» To be done: Find the lines of data that contain the string "Ruth", then list them.

» Records:
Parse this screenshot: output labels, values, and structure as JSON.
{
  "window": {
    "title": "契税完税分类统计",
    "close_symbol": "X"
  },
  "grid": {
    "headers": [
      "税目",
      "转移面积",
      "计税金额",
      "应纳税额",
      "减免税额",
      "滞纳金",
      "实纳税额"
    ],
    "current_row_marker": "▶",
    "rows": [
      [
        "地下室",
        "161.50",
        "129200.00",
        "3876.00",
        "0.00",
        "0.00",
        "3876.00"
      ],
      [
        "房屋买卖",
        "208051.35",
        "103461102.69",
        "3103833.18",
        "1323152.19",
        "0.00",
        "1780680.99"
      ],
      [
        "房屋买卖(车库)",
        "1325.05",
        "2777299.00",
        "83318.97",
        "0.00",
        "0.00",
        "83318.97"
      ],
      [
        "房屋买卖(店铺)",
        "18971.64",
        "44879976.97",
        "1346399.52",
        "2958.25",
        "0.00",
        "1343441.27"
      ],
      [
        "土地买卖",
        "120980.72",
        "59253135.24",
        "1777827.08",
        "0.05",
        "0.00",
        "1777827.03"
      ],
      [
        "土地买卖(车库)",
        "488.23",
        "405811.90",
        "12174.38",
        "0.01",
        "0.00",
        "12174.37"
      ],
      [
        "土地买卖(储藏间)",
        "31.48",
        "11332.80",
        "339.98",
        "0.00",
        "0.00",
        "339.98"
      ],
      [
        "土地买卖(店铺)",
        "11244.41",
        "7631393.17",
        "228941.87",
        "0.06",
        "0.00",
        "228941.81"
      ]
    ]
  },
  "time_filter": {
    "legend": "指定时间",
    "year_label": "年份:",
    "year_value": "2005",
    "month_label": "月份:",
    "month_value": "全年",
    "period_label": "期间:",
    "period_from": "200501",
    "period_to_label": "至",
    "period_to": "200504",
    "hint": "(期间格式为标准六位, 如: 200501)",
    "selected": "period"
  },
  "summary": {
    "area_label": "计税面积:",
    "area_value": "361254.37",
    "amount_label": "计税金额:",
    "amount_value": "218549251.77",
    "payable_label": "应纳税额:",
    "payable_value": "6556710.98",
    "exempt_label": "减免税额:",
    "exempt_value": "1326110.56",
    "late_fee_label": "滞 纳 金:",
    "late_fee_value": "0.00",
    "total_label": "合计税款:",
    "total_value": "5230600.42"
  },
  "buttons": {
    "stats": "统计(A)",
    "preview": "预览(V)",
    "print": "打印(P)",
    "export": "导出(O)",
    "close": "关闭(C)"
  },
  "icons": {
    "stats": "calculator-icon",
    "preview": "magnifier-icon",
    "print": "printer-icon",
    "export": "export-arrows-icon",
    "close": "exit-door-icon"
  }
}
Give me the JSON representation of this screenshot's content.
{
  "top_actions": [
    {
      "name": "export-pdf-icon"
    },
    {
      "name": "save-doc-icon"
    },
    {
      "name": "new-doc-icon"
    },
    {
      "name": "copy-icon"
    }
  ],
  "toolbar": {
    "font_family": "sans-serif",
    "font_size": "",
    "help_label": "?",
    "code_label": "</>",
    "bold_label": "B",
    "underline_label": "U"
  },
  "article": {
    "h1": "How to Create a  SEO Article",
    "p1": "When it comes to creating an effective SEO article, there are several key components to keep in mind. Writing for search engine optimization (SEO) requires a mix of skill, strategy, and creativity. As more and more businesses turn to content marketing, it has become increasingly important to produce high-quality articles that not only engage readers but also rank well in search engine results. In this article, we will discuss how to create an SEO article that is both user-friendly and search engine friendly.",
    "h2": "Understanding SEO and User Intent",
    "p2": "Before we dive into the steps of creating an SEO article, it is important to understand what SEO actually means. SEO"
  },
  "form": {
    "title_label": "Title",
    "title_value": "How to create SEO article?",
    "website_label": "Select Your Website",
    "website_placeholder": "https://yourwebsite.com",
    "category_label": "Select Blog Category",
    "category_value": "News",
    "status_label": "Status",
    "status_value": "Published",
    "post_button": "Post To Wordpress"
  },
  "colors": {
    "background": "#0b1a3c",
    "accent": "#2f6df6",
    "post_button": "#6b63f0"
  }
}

--

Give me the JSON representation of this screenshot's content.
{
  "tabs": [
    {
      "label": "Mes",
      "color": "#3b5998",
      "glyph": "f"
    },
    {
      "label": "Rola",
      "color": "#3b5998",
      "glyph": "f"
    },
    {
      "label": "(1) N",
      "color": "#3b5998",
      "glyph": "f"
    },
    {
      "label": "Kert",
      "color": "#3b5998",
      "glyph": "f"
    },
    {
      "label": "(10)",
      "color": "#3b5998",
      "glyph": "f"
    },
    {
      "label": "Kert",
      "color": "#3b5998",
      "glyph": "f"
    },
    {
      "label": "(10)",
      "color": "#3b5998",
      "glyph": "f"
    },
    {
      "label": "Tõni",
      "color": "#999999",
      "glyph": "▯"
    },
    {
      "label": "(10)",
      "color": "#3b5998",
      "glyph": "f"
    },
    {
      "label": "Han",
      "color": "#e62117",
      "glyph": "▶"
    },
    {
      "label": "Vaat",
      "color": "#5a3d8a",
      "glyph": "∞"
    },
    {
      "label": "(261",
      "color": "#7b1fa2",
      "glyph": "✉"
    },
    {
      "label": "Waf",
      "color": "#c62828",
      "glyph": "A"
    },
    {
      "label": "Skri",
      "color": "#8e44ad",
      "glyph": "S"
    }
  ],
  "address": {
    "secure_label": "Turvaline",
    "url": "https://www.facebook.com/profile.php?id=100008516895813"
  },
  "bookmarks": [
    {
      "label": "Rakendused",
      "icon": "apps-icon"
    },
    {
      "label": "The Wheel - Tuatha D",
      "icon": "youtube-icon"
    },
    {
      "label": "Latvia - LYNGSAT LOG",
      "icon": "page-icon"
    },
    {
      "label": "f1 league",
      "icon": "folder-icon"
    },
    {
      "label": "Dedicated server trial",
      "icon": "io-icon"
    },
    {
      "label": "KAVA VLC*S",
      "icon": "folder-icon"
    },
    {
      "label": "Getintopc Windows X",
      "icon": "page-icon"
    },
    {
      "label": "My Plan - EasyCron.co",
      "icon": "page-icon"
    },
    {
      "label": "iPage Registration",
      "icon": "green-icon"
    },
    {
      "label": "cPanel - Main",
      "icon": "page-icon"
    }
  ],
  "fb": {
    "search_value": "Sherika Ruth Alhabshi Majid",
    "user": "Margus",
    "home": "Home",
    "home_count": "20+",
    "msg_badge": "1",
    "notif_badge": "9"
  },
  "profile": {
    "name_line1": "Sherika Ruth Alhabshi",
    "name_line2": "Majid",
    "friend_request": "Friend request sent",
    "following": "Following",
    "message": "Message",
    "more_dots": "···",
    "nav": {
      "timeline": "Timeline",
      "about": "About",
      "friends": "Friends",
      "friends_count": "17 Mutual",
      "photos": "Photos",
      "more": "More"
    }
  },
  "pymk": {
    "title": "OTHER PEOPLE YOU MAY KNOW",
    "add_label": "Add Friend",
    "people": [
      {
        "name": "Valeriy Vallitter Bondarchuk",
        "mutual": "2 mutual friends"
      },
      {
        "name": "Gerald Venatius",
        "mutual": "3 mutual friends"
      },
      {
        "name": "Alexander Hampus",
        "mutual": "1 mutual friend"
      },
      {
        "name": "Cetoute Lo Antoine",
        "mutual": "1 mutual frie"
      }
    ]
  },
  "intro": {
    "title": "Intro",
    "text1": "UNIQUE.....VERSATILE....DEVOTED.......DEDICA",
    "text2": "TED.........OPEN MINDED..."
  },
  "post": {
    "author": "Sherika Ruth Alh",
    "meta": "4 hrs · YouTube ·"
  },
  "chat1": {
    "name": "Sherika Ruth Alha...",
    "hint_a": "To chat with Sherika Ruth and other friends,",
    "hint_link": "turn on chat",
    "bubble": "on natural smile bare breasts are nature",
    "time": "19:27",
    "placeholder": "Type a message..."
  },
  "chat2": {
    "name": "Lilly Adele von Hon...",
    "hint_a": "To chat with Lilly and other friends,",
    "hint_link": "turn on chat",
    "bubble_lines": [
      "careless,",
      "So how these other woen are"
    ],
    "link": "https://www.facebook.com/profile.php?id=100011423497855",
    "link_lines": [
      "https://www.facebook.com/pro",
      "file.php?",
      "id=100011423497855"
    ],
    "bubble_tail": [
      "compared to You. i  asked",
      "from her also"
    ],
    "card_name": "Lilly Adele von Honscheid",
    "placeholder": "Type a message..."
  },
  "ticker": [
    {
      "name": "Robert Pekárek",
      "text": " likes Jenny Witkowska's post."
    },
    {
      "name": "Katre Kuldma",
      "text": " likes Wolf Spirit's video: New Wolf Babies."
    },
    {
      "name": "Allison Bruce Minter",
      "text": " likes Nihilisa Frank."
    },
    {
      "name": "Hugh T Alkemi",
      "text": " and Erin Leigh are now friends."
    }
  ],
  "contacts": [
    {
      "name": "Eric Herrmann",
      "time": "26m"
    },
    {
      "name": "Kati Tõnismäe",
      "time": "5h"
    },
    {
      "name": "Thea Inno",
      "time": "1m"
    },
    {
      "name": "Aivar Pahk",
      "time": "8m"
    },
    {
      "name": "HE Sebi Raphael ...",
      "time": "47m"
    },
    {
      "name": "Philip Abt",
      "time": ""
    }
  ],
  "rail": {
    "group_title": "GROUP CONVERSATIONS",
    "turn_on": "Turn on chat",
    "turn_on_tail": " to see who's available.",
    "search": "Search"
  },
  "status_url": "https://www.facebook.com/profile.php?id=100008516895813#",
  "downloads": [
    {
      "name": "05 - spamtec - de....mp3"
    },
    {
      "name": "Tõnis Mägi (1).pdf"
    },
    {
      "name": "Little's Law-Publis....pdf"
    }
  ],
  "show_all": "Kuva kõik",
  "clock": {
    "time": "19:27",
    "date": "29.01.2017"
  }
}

» The output:
    "search_value": "Sherika Ruth Alhabshi Majid",
    "name_line1": "Sherika Ruth Alhabshi",
    "author": "Sherika Ruth Alh",
    "name": "Sherika Ruth Alha...",
    "hint_a": "To chat with Sherika Ruth and other friends,",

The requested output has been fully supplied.